WHAT IS REQUIRED:
Reproduce the records below in their entirety, character for character.

DATA FOR THIS TASK:
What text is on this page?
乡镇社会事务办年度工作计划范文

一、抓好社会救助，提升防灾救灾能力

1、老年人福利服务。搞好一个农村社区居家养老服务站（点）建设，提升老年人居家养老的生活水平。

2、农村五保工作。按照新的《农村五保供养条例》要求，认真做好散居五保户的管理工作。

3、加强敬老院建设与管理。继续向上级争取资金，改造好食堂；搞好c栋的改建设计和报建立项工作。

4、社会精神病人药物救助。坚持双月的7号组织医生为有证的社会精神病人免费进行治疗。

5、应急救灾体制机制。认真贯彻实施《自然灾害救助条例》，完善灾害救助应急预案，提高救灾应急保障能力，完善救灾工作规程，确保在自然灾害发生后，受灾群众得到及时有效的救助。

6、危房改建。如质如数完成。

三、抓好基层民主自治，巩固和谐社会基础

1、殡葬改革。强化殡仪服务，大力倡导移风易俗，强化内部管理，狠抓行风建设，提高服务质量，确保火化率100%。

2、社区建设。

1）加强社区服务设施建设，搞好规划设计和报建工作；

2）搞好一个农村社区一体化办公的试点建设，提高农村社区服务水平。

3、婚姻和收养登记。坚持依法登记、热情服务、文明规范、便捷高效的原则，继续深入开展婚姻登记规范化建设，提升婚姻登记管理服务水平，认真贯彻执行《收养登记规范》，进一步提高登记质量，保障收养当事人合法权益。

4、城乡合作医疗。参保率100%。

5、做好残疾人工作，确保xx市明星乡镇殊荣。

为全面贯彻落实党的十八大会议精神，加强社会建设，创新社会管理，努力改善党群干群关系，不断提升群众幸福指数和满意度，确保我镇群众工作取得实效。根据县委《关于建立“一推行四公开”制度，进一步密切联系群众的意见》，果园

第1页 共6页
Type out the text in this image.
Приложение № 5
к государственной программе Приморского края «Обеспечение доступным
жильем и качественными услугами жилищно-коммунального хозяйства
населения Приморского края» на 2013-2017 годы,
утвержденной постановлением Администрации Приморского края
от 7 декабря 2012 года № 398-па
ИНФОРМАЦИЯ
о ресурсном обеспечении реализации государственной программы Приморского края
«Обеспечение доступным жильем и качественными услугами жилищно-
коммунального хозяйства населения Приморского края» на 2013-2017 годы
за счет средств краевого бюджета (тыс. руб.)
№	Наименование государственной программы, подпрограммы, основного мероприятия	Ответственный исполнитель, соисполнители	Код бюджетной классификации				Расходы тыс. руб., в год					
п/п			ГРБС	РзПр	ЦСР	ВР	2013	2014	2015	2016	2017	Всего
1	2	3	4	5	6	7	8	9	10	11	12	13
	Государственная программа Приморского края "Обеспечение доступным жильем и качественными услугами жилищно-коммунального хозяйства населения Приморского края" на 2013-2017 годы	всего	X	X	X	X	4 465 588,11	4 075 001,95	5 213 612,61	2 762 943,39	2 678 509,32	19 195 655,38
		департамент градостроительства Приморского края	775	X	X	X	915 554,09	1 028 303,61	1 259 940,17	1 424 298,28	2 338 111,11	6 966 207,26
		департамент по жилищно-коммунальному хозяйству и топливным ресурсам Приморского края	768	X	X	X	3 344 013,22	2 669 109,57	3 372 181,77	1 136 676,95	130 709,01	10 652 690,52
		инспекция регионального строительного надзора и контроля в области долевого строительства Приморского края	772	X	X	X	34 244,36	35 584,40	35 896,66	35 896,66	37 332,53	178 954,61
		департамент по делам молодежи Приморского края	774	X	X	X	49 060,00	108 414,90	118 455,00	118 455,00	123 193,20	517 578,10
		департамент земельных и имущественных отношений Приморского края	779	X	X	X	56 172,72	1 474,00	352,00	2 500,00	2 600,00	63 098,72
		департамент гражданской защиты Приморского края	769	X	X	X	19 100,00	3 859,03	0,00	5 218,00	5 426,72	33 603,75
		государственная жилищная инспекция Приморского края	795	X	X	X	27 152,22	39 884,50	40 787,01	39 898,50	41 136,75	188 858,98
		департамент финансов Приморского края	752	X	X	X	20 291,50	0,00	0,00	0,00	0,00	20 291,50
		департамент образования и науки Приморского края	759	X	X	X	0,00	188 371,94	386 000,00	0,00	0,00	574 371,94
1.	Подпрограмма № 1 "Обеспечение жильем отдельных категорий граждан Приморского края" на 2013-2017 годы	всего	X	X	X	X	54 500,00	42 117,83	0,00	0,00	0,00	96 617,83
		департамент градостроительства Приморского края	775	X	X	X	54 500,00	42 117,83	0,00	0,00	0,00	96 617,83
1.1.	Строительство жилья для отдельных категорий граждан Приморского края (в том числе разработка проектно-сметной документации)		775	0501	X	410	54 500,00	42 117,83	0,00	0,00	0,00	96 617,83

FULL OUTPUT:
What text is on this page?
乡镇社会事务办年度工作计划范文

一、抓好社会救助，提升防灾救灾能力

1、老年人福利服务。搞好一个农村社区居家养老服务站（点）建设，提升老年人居家养老的生活水平。

2、农村五保工作。按照新的《农村五保供养条例》要求，认真做好散居五保户的管理工作。

3、加强敬老院建设与管理。继续向上级争取资金，改造好食堂；搞好c栋的改建设计和报建立项工作。

4、社会精神病人药物救助。坚持双月的7号组织医生为有证的社会精神病人免费进行治疗。

5、应急救灾体制机制。认真贯彻实施《自然灾害救助条例》，完善灾害救助应急预案，提高救灾应急保障能力，完善救灾工作规程，确保在自然灾害发生后，受灾群众得到及时有效的救助。

6、危房改建。如质如数完成。

三、抓好基层民主自治，巩固和谐社会基础

1、殡葬改革。强化殡仪服务，大力倡导移风易俗，强化内部管理，狠抓行风建设，提高服务质量，确保火化率100%。

2、社区建设。

1）加强社区服务设施建设，搞好规划设计和报建工作；

2）搞好一个农村社区一体化办公的试点建设，提高农村社区服务水平。

3、婚姻和收养登记。坚持依法登记、热情服务、文明规范、便捷高效的原则，继续深入开展婚姻登记规范化建设，提升婚姻登记管理服务水平，认真贯彻执行《收养登记规范》，进一步提高登记质量，保障收养当事人合法权益。

4、城乡合作医疗。参保率100%。

5、做好残疾人工作，确保xx市明星乡镇殊荣。

为全面贯彻落实党的十八大会议精神，加强社会建设，创新社会管理，努力改善党群干群关系，不断提升群众幸福指数和满意度，确保我镇群众工作取得实效。根据县委《关于建立“一推行四公开”制度，进一步密切联系群众的意见》，果园

第1页 共6页
Type out the text in this image.
Приложение № 5
к государственной программе Приморского края «Обеспечение доступным
жильем и качественными услугами жилищно-коммунального хозяйства
населения Приморского края» на 2013-2017 годы,
утвержденной постановлением Администрации Приморского края
от 7 декабря 2012 года № 398-па
ИНФОРМАЦИЯ
о ресурсном обеспечении реализации государственной программы Приморского края
«Обеспечение доступным жильем и качественными услугами жилищно-
коммунального хозяйства населения Приморского края» на 2013-2017 годы
за счет средств краевого бюджета (тыс. руб.)
№	Наименование государственной программы, подпрограммы, основного мероприятия	Ответственный исполнитель, соисполнители	Код бюджетной классификации				Расходы тыс. руб., в год					
п/п			ГРБС	РзПр	ЦСР	ВР	2013	2014	2015	2016	2017	Всего
1	2	3	4	5	6	7	8	9	10	11	12	13
	Государственная программа Приморского края "Обеспечение доступным жильем и качественными услугами жилищно-коммунального хозяйства населения Приморского края" на 2013-2017 годы	всего	X	X	X	X	4 465 588,11	4 075 001,95	5 213 612,61	2 762 943,39	2 678 509,32	19 195 655,38
		департамент градостроительства Приморского края	775	X	X	X	915 554,09	1 028 303,61	1 259 940,17	1 424 298,28	2 338 111,11	6 966 207,26
		департамент по жилищно-коммунальному хозяйству и топливным ресурсам Приморского края	768	X	X	X	3 344 013,22	2 669 109,57	3 372 181,77	1 136 676,95	130 709,01	10 652 690,52
		инспекция регионального строительного надзора и контроля в области долевого строительства Приморского края	772	X	X	X	34 244,36	35 584,40	35 896,66	35 896,66	37 332,53	178 954,61
		департамент по делам молодежи Приморского края	774	X	X	X	49 060,00	108 414,90	118 455,00	118 455,00	123 193,20	517 578,10
		департамент земельных и имущественных отношений Приморского края	779	X	X	X	56 172,72	1 474,00	352,00	2 500,00	2 600,00	63 098,72
		департамент гражданской защиты Приморского края	769	X	X	X	19 100,00	3 859,03	0,00	5 218,00	5 426,72	33 603,75
		государственная жилищная инспекция Приморского края	795	X	X	X	27 152,22	39 884,50	40 787,01	39 898,50	41 136,75	188 858,98
		департамент финансов Приморского края	752	X	X	X	20 291,50	0,00	0,00	0,00	0,00	20 291,50
		департамент образования и науки Приморского края	759	X	X	X	0,00	188 371,94	386 000,00	0,00	0,00	574 371,94
1.	Подпрограмма № 1 "Обеспечение жильем отдельных категорий граждан Приморского края" на 2013-2017 годы	всего	X	X	X	X	54 500,00	42 117,83	0,00	0,00	0,00	96 617,83
		департамент градостроительства Приморского края	775	X	X	X	54 500,00	42 117,83	0,00	0,00	0,00	96 617,83
1.1.	Строительство жилья для отдельных категорий граждан Приморского края (в том числе разработка проектно-сметной документации)		775	0501	X	410	54 500,00	42 117,83	0,00	0,00	0,00	96 617,83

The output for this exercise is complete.